Provided data:
⁂

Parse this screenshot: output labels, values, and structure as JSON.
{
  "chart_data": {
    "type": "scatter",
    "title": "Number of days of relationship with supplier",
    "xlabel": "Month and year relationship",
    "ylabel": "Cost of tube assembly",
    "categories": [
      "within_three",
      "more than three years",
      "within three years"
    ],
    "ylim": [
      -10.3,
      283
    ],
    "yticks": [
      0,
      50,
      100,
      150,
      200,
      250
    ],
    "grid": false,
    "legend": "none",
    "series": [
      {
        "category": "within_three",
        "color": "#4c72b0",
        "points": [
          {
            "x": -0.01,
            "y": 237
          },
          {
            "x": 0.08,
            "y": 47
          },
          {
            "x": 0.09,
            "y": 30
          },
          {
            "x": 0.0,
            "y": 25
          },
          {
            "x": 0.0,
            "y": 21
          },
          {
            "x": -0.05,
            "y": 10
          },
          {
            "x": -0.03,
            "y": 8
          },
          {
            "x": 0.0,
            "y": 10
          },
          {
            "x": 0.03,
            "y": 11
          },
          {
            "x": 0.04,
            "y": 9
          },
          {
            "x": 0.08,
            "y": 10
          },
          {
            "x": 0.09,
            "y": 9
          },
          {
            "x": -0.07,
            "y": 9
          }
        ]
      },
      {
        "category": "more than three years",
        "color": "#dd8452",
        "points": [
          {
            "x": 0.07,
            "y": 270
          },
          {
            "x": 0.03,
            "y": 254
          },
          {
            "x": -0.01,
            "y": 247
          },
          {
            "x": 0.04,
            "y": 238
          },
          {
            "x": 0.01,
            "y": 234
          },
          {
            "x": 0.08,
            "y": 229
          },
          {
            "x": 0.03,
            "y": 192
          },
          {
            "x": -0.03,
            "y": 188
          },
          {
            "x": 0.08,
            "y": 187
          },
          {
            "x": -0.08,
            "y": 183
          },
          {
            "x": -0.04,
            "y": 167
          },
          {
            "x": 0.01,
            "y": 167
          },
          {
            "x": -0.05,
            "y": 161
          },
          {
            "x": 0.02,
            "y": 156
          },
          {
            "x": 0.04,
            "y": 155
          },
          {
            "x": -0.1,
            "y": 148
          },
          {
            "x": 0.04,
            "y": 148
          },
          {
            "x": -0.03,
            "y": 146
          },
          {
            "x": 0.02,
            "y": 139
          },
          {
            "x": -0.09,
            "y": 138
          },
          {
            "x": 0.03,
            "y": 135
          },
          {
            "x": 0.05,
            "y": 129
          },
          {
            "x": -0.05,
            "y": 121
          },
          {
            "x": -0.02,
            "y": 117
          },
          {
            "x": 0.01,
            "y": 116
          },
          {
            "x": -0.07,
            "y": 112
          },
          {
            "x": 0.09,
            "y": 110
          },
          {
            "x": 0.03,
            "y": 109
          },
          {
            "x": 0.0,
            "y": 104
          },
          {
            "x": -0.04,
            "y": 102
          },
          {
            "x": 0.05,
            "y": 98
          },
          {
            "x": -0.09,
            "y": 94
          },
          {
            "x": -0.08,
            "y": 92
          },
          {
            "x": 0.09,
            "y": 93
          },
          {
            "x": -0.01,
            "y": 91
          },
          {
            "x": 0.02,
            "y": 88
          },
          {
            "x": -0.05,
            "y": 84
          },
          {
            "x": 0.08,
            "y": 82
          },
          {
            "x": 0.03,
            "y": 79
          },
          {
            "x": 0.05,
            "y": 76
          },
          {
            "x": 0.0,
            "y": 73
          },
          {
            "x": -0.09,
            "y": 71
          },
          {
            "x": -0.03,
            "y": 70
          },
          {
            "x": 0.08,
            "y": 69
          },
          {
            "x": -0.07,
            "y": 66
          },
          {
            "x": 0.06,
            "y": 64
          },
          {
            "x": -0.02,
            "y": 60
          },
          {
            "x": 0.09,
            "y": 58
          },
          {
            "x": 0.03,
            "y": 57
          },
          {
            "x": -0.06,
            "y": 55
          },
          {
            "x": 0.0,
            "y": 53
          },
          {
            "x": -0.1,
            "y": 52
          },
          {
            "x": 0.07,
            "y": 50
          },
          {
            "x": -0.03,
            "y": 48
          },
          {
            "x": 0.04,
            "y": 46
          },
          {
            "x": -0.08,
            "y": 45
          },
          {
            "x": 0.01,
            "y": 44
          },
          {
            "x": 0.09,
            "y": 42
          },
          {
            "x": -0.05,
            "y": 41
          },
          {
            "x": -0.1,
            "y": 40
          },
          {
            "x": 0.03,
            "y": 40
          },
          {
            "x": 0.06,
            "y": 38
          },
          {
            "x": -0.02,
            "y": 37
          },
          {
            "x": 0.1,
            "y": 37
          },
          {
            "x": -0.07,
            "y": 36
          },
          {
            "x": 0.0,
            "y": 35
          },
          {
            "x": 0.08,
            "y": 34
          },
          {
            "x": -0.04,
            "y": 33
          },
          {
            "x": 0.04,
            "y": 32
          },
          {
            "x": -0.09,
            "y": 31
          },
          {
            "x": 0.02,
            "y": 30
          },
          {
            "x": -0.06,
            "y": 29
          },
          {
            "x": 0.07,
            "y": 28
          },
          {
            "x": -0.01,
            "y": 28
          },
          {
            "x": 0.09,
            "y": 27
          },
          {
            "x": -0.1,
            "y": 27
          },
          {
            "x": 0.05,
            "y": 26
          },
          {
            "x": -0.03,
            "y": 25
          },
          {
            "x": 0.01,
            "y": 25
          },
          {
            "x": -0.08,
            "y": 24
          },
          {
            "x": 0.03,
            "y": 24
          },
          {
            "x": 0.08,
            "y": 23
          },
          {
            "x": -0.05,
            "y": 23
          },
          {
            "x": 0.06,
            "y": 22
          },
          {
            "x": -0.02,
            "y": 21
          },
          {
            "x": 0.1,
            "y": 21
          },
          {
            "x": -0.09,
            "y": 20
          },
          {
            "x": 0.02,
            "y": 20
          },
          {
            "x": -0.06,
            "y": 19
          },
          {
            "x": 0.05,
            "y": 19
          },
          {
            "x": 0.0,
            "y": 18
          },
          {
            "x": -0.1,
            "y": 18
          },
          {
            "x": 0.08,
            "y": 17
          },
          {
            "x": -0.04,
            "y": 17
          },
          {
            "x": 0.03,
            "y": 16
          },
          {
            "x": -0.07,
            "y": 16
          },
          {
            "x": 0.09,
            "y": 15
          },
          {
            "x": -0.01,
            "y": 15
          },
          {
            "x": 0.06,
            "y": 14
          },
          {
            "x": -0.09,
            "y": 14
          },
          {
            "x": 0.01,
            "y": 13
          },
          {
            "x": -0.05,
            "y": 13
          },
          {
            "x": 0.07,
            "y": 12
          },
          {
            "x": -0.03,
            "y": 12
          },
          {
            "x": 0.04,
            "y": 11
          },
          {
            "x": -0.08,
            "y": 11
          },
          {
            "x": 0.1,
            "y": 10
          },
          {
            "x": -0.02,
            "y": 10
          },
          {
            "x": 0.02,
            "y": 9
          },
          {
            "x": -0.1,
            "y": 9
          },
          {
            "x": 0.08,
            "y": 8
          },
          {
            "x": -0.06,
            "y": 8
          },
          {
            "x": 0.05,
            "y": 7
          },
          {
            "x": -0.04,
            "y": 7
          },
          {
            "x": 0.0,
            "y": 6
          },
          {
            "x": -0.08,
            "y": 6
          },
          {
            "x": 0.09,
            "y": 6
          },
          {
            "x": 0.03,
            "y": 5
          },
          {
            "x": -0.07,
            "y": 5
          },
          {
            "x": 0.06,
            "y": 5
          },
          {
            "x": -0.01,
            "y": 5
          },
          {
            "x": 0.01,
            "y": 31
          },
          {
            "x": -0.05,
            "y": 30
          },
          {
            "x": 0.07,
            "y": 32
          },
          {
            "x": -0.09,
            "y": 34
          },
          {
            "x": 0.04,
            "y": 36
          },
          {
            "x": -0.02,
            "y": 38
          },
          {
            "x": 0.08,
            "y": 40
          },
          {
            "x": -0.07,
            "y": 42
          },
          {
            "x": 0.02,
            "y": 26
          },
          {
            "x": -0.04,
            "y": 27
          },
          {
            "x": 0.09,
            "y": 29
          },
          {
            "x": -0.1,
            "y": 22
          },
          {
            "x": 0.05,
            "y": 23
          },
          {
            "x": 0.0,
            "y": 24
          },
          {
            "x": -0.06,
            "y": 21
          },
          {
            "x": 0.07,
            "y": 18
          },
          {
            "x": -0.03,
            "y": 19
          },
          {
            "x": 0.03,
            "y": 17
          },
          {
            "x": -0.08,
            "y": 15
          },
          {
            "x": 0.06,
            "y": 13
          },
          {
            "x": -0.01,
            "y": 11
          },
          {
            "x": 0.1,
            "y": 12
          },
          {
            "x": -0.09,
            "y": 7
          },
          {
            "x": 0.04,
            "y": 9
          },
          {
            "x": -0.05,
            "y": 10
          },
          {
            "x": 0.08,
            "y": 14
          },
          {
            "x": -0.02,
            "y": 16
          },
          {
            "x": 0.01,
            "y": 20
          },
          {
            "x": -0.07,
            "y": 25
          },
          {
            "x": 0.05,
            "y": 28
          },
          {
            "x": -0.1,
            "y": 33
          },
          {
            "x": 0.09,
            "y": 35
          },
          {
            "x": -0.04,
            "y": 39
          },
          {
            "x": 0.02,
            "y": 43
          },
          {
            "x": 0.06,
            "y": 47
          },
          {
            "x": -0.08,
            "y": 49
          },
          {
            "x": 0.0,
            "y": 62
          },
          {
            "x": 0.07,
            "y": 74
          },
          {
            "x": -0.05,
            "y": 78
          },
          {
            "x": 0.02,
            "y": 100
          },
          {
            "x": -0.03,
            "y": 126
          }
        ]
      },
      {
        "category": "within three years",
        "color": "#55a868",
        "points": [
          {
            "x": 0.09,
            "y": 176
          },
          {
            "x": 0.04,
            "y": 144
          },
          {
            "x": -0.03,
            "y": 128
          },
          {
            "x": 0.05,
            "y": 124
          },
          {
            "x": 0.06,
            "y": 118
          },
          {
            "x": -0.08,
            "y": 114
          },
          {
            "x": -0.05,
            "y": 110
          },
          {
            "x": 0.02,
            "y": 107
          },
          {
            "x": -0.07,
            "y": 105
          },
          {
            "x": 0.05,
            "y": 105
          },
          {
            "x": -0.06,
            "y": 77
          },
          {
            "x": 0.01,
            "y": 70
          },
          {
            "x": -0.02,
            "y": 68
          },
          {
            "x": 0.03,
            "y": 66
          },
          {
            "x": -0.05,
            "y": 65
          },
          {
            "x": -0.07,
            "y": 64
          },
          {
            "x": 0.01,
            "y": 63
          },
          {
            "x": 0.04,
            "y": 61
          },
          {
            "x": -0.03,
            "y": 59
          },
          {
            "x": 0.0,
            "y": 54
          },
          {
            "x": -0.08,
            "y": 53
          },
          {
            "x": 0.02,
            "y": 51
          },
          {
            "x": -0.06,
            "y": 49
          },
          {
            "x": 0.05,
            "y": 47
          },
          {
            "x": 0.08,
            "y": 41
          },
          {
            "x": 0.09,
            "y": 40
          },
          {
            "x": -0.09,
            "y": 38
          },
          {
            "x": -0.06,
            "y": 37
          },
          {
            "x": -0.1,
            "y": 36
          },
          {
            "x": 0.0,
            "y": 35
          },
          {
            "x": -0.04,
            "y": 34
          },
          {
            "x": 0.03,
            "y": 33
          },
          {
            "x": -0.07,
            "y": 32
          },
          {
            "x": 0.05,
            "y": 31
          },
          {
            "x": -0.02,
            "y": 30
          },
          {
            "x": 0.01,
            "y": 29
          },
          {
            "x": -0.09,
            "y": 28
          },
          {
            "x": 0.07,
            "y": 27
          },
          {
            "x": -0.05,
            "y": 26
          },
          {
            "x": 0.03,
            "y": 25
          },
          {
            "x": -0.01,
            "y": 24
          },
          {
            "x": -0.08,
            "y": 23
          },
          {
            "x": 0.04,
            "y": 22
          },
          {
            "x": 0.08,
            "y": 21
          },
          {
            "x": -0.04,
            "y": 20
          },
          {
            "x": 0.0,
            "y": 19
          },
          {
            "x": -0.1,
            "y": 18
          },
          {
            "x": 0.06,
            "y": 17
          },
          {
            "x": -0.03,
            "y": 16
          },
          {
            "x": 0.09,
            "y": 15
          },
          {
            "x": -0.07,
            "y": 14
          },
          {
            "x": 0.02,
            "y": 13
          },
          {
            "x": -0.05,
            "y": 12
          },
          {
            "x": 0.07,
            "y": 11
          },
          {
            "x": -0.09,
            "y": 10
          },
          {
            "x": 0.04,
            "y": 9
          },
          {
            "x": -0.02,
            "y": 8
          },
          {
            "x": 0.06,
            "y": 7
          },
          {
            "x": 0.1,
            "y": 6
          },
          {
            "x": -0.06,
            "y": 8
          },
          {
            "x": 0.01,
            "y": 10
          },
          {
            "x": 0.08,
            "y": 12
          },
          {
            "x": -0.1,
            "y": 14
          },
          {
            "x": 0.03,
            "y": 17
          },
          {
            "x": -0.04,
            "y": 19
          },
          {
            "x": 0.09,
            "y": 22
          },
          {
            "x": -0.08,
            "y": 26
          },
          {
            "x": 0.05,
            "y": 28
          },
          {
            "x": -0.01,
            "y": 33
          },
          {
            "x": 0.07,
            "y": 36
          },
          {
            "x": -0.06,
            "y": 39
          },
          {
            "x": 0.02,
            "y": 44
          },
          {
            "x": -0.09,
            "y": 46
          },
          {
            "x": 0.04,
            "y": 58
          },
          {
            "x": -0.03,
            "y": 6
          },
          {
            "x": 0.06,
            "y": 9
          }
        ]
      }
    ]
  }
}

⁂

Given instruction: From the records given above, copy all lines containing "color".

Full solution:
        "color": "#4c72b0",
        "color": "#dd8452",
        "color": "#55a868",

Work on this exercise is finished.